++++ RECORDS FOR THE TASK ++++
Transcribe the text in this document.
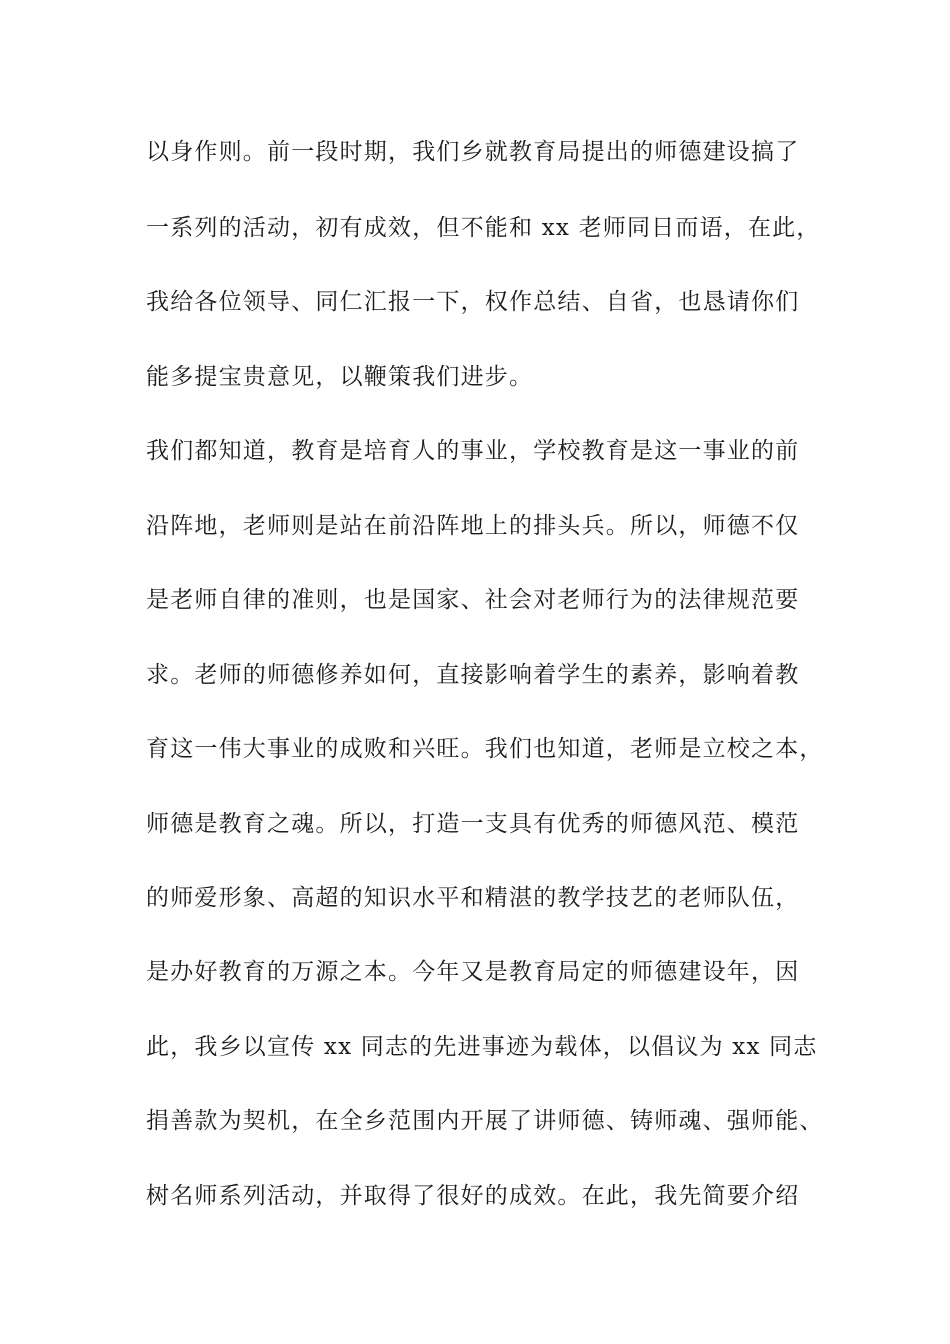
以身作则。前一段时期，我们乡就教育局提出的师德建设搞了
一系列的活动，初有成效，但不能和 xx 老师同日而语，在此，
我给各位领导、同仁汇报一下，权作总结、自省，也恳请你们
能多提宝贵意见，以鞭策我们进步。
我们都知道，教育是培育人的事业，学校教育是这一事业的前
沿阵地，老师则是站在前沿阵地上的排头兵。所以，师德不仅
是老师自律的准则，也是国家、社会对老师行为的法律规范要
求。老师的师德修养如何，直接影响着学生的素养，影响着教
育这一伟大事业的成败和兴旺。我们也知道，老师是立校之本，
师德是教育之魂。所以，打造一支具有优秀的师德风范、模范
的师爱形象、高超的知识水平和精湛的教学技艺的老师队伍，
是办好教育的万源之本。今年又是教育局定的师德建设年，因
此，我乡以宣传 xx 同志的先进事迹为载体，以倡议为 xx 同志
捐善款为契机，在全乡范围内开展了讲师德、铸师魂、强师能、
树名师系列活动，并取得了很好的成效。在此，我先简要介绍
++++
++++ RECORDS FOR THE TASK ++++
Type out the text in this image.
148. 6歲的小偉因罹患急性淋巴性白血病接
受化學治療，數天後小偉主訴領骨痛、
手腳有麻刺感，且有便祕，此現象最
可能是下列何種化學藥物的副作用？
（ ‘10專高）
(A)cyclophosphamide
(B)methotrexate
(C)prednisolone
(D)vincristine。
++++
++++ RECORDS FOR THE TASK ++++
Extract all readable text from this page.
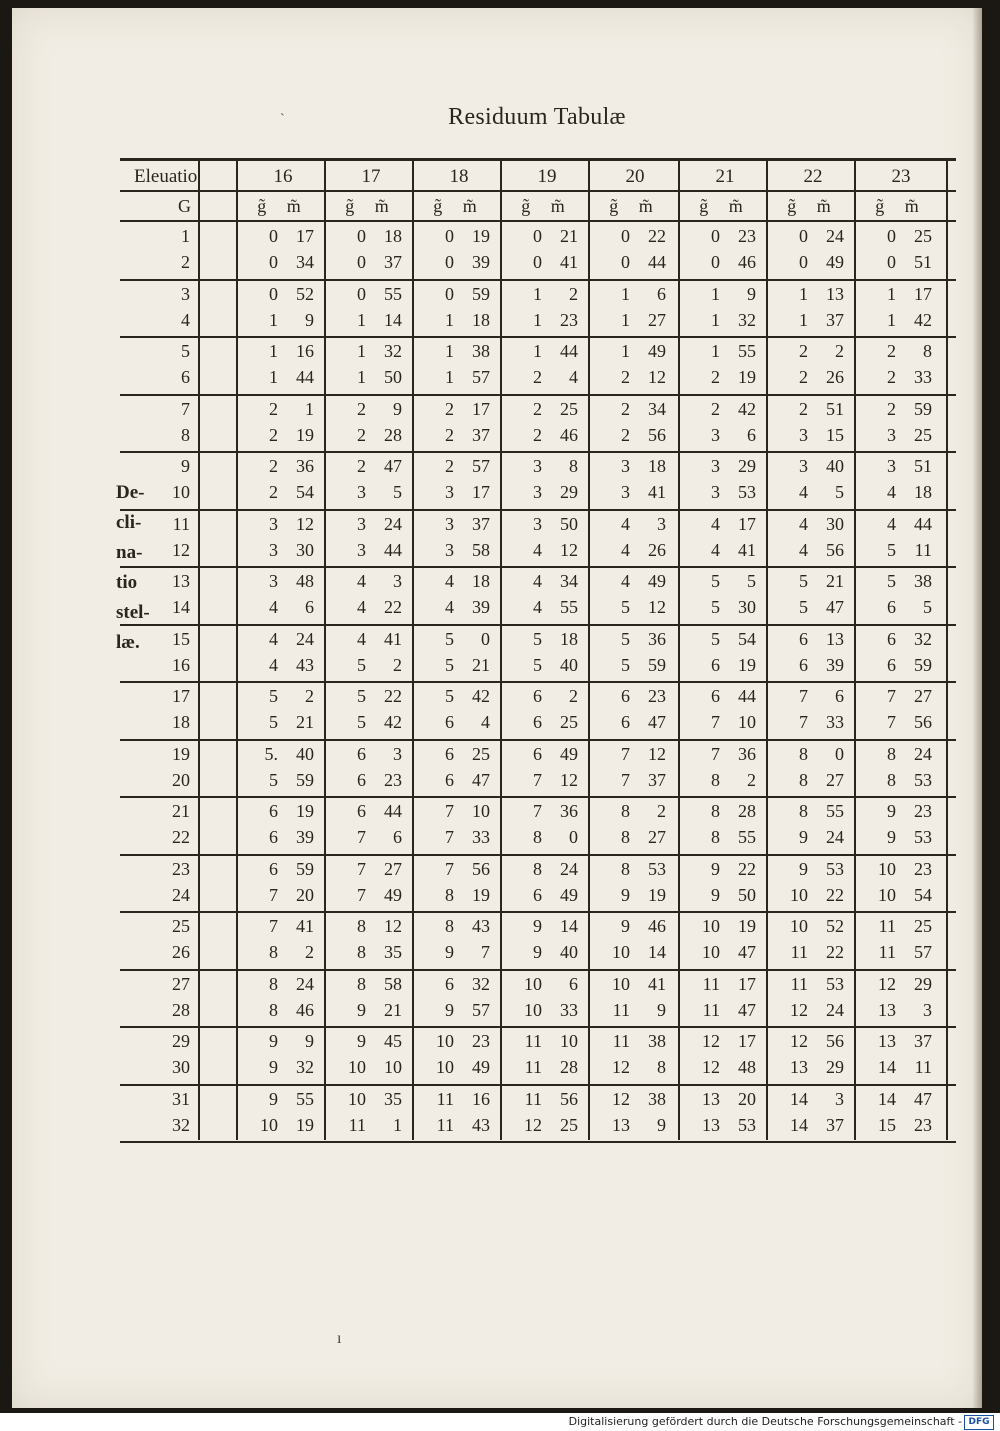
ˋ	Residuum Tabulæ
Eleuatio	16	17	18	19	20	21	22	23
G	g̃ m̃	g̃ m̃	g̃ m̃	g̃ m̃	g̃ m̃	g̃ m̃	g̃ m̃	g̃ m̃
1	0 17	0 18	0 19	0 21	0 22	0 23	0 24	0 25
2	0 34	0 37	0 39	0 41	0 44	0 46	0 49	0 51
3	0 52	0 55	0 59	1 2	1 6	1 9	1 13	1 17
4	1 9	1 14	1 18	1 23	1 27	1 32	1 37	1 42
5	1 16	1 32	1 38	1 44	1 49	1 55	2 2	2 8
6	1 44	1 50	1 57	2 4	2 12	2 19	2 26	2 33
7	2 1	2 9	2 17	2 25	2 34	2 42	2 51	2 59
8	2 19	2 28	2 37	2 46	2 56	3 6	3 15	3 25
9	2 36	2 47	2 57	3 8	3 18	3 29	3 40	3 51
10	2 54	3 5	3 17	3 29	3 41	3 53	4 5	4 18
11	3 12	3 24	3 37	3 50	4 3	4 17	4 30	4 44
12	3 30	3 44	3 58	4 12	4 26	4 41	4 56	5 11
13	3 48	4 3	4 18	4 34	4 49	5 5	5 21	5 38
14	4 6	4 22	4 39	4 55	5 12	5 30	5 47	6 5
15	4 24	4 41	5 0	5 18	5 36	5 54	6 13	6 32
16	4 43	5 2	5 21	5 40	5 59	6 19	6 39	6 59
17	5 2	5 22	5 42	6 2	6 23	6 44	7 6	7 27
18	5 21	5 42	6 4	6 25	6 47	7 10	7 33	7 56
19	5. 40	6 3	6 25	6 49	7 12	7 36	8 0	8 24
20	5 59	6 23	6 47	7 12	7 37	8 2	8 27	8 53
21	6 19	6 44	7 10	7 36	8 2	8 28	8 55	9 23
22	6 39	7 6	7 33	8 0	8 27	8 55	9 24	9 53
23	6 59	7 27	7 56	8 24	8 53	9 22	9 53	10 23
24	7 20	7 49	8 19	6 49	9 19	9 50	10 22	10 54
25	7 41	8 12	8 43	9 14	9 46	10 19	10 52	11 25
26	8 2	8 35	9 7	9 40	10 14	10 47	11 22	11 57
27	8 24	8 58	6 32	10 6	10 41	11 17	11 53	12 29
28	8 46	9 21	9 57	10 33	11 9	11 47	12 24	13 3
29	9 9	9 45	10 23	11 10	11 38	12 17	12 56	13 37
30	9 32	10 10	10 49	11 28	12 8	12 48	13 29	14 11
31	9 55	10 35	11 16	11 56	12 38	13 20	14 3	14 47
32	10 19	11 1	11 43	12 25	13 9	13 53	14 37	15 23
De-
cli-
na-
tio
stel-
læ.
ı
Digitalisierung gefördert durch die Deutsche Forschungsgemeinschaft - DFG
++++
**TASK INSTRUCTIONS:**
Gather each line in the entries above where the string "text" is found.

**ANSWER TO THE EXERCISE:**
Transcribe the text in this document.
Type out the text in this image.
Extract all readable text from this page.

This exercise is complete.